Aim of the exercise — Restate each of the lines given below, word for word.

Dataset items
▬▬▬▬▬▬▬▬▬▬

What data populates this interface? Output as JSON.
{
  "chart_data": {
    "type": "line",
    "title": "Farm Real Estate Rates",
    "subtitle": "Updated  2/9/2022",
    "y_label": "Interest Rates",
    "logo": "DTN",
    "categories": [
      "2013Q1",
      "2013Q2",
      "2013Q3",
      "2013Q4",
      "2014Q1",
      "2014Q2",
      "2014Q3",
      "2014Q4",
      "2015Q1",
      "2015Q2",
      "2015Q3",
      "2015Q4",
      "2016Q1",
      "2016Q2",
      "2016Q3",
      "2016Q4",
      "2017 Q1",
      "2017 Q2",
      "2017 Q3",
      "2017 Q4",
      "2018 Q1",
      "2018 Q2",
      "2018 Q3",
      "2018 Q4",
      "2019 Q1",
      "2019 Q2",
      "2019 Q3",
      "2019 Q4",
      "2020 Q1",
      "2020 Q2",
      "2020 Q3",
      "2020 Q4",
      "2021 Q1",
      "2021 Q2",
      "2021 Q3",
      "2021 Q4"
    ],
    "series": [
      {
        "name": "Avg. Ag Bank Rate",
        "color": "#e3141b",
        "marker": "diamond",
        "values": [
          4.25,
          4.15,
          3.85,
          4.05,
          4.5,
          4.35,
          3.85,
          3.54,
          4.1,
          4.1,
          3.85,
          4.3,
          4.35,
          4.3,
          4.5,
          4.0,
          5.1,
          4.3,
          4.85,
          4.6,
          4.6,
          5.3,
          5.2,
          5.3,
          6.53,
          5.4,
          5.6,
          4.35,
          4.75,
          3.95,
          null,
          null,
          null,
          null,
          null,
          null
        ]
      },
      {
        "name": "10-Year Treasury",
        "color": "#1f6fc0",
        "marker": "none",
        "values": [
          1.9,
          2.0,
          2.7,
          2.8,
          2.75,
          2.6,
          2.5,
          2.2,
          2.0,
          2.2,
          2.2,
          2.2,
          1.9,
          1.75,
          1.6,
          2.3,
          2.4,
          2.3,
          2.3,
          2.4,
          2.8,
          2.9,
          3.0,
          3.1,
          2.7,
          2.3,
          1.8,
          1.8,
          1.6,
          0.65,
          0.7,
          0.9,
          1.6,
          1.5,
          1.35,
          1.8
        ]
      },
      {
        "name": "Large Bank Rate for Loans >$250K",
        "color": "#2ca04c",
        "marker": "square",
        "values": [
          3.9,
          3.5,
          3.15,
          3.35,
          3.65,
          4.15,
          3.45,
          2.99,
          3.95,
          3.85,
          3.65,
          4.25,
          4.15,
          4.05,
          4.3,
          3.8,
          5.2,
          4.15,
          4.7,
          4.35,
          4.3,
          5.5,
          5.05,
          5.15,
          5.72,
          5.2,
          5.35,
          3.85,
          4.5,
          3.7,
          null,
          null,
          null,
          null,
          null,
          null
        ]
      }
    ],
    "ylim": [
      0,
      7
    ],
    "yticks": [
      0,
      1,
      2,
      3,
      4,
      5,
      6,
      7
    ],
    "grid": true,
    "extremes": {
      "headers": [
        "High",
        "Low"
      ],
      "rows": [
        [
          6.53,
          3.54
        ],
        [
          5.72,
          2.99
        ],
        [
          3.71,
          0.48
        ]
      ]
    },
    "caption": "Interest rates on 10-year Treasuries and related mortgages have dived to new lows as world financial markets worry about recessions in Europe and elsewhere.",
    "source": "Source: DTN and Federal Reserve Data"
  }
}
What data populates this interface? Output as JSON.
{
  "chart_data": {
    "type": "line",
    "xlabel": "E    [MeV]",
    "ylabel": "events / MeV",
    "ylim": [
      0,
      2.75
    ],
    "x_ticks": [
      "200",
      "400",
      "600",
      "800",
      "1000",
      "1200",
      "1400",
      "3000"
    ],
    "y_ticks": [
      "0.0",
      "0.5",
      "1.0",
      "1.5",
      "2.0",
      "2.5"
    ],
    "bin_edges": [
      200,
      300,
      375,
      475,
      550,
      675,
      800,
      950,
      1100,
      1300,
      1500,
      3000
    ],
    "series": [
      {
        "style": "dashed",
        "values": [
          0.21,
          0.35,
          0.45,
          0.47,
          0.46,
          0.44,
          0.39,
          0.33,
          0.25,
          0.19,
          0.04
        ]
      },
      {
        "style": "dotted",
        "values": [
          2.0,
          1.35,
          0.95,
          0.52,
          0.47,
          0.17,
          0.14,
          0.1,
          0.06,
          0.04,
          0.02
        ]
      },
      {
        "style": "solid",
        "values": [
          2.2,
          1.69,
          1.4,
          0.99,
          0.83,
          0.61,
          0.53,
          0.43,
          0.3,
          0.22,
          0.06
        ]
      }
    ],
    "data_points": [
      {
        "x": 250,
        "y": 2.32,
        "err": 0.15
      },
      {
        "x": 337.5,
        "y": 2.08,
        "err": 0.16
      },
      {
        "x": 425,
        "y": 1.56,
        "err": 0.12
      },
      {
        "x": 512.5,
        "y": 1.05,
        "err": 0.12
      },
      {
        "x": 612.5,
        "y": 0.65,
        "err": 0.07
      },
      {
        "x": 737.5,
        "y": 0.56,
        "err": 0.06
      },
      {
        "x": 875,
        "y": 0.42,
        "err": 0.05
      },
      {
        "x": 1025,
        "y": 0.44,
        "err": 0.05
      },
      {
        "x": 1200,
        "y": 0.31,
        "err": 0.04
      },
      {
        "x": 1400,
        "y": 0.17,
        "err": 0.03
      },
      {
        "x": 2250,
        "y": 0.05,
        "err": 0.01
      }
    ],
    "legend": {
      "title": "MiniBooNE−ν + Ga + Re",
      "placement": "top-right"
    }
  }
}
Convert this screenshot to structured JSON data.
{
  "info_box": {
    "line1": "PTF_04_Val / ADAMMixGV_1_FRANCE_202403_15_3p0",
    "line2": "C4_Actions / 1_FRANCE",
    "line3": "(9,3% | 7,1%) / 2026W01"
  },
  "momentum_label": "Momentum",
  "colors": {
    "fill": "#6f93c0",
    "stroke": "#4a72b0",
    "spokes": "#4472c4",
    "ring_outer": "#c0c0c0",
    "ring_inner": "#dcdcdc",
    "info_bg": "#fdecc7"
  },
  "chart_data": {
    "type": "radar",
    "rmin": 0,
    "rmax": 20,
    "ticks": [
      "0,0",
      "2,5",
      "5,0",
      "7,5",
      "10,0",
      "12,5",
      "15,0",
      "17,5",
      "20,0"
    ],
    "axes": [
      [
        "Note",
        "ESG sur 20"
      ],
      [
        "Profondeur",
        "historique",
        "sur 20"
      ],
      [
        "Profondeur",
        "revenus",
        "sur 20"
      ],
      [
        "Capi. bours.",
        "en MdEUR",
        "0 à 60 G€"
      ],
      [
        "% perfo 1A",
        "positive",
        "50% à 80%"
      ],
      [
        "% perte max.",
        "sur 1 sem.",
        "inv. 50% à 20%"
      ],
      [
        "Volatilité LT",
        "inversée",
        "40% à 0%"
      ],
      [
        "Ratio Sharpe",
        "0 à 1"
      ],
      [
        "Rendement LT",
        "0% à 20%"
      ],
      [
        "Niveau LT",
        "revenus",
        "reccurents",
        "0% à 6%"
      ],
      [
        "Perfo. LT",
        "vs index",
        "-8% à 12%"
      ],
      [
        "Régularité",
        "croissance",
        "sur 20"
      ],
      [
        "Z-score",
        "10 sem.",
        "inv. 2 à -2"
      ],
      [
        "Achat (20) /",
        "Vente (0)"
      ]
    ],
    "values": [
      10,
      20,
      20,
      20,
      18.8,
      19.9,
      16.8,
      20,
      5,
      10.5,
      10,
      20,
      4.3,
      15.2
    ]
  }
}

▬▬▬▬▬▬▬▬▬▬

Reply to the task —
What data populates this interface? Output as JSON.
{
  "chart_data": {
    "type": "line",
    "title": "Farm Real Estate Rates",
    "subtitle": "Updated  2/9/2022",
    "y_label": "Interest Rates",
    "logo": "DTN",
    "categories": [
      "2013Q1",
      "2013Q2",
      "2013Q3",
      "2013Q4",
      "2014Q1",
      "2014Q2",
      "2014Q3",
      "2014Q4",
      "2015Q1",
      "2015Q2",
      "2015Q3",
      "2015Q4",
      "2016Q1",
      "2016Q2",
      "2016Q3",
      "2016Q4",
      "2017 Q1",
      "2017 Q2",
      "2017 Q3",
      "2017 Q4",
      "2018 Q1",
      "2018 Q2",
      "2018 Q3",
      "2018 Q4",
      "2019 Q1",
      "2019 Q2",
      "2019 Q3",
      "2019 Q4",
      "2020 Q1",
      "2020 Q2",
      "2020 Q3",
      "2020 Q4",
      "2021 Q1",
      "2021 Q2",
      "2021 Q3",
      "2021 Q4"
    ],
    "series": [
      {
        "name": "Avg. Ag Bank Rate",
        "color": "#e3141b",
        "marker": "diamond",
        "values": [
          4.25,
          4.15,
          3.85,
          4.05,
          4.5,
          4.35,
          3.85,
          3.54,
          4.1,
          4.1,
          3.85,
          4.3,
          4.35,
          4.3,
          4.5,
          4.0,
          5.1,
          4.3,
          4.85,
          4.6,
          4.6,
          5.3,
          5.2,
          5.3,
          6.53,
          5.4,
          5.6,
          4.35,
          4.75,
          3.95,
          null,
          null,
          null,
          null,
          null,
          null
        ]
      },
      {
        "name": "10-Year Treasury",
        "color": "#1f6fc0",
        "marker": "none",
        "values": [
          1.9,
          2.0,
          2.7,
          2.8,
          2.75,
          2.6,
          2.5,
          2.2,
          2.0,
          2.2,
          2.2,
          2.2,
          1.9,
          1.75,
          1.6,
          2.3,
          2.4,
          2.3,
          2.3,
          2.4,
          2.8,
          2.9,
          3.0,
          3.1,
          2.7,
          2.3,
          1.8,
          1.8,
          1.6,
          0.65,
          0.7,
          0.9,
          1.6,
          1.5,
          1.35,
          1.8
        ]
      },
      {
        "name": "Large Bank Rate for Loans >$250K",
        "color": "#2ca04c",
        "marker": "square",
        "values": [
          3.9,
          3.5,
          3.15,
          3.35,
          3.65,
          4.15,
          3.45,
          2.99,
          3.95,
          3.85,
          3.65,
          4.25,
          4.15,
          4.05,
          4.3,
          3.8,
          5.2,
          4.15,
          4.7,
          4.35,
          4.3,
          5.5,
          5.05,
          5.15,
          5.72,
          5.2,
          5.35,
          3.85,
          4.5,
          3.7,
          null,
          null,
          null,
          null,
          null,
          null
        ]
      }
    ],
    "ylim": [
      0,
      7
    ],
    "yticks": [
      0,
      1,
      2,
      3,
      4,
      5,
      6,
      7
    ],
    "grid": true,
    "extremes": {
      "headers": [
        "High",
        "Low"
      ],
      "rows": [
        [
          6.53,
          3.54
        ],
        [
          5.72,
          2.99
        ],
        [
          3.71,
          0.48
        ]
      ]
    },
    "caption": "Interest rates on 10-year Treasuries and related mortgages have dived to new lows as world financial markets worry about recessions in Europe and elsewhere.",
    "source": "Source: DTN and Federal Reserve Data"
  }
}
What data populates this interface? Output as JSON.
{
  "chart_data": {
    "type": "line",
    "xlabel": "E    [MeV]",
    "ylabel": "events / MeV",
    "ylim": [
      0,
      2.75
    ],
    "x_ticks": [
      "200",
      "400",
      "600",
      "800",
      "1000",
      "1200",
      "1400",
      "3000"
    ],
    "y_ticks": [
      "0.0",
      "0.5",
      "1.0",
      "1.5",
      "2.0",
      "2.5"
    ],
    "bin_edges": [
      200,
      300,
      375,
      475,
      550,
      675,
      800,
      950,
      1100,
      1300,
      1500,
      3000
    ],
    "series": [
      {
        "style": "dashed",
        "values": [
          0.21,
          0.35,
          0.45,
          0.47,
          0.46,
          0.44,
          0.39,
          0.33,
          0.25,
          0.19,
          0.04
        ]
      },
      {
        "style": "dotted",
        "values": [
          2.0,
          1.35,
          0.95,
          0.52,
          0.47,
          0.17,
          0.14,
          0.1,
          0.06,
          0.04,
          0.02
        ]
      },
      {
        "style": "solid",
        "values": [
          2.2,
          1.69,
          1.4,
          0.99,
          0.83,
          0.61,
          0.53,
          0.43,
          0.3,
          0.22,
          0.06
        ]
      }
    ],
    "data_points": [
      {
        "x": 250,
        "y": 2.32,
        "err": 0.15
      },
      {
        "x": 337.5,
        "y": 2.08,
        "err": 0.16
      },
      {
        "x": 425,
        "y": 1.56,
        "err": 0.12
      },
      {
        "x": 512.5,
        "y": 1.05,
        "err": 0.12
      },
      {
        "x": 612.5,
        "y": 0.65,
        "err": 0.07
      },
      {
        "x": 737.5,
        "y": 0.56,
        "err": 0.06
      },
      {
        "x": 875,
        "y": 0.42,
        "err": 0.05
      },
      {
        "x": 1025,
        "y": 0.44,
        "err": 0.05
      },
      {
        "x": 1200,
        "y": 0.31,
        "err": 0.04
      },
      {
        "x": 1400,
        "y": 0.17,
        "err": 0.03
      },
      {
        "x": 2250,
        "y": 0.05,
        "err": 0.01
      }
    ],
    "legend": {
      "title": "MiniBooNE−ν + Ga + Re",
      "placement": "top-right"
    }
  }
}
Convert this screenshot to structured JSON data.
{
  "info_box": {
    "line1": "PTF_04_Val / ADAMMixGV_1_FRANCE_202403_15_3p0",
    "line2": "C4_Actions / 1_FRANCE",
    "line3": "(9,3% | 7,1%) / 2026W01"
  },
  "momentum_label": "Momentum",
  "colors": {
    "fill": "#6f93c0",
    "stroke": "#4a72b0",
    "spokes": "#4472c4",
    "ring_outer": "#c0c0c0",
    "ring_inner": "#dcdcdc",
    "info_bg": "#fdecc7"
  },
  "chart_data": {
    "type": "radar",
    "rmin": 0,
    "rmax": 20,
    "ticks": [
      "0,0",
      "2,5",
      "5,0",
      "7,5",
      "10,0",
      "12,5",
      "15,0",
      "17,5",
      "20,0"
    ],
    "axes": [
      [
        "Note",
        "ESG sur 20"
      ],
      [
        "Profondeur",
        "historique",
        "sur 20"
      ],
      [
        "Profondeur",
        "revenus",
        "sur 20"
      ],
      [
        "Capi. bours.",
        "en MdEUR",
        "0 à 60 G€"
      ],
      [
        "% perfo 1A",
        "positive",
        "50% à 80%"
      ],
      [
        "% perte max.",
        "sur 1 sem.",
        "inv. 50% à 20%"
      ],
      [
        "Volatilité LT",
        "inversée",
        "40% à 0%"
      ],
      [
        "Ratio Sharpe",
        "0 à 1"
      ],
      [
        "Rendement LT",
        "0% à 20%"
      ],
      [
        "Niveau LT",
        "revenus",
        "reccurents",
        "0% à 6%"
      ],
      [
        "Perfo. LT",
        "vs index",
        "-8% à 12%"
      ],
      [
        "Régularité",
        "croissance",
        "sur 20"
      ],
      [
        "Z-score",
        "10 sem.",
        "inv. 2 à -2"
      ],
      [
        "Achat (20) /",
        "Vente (0)"
      ]
    ],
    "values": [
      10,
      20,
      20,
      20,
      18.8,
      19.9,
      16.8,
      20,
      5,
      10.5,
      10,
      20,
      4.3,
      15.2
    ]
  }
}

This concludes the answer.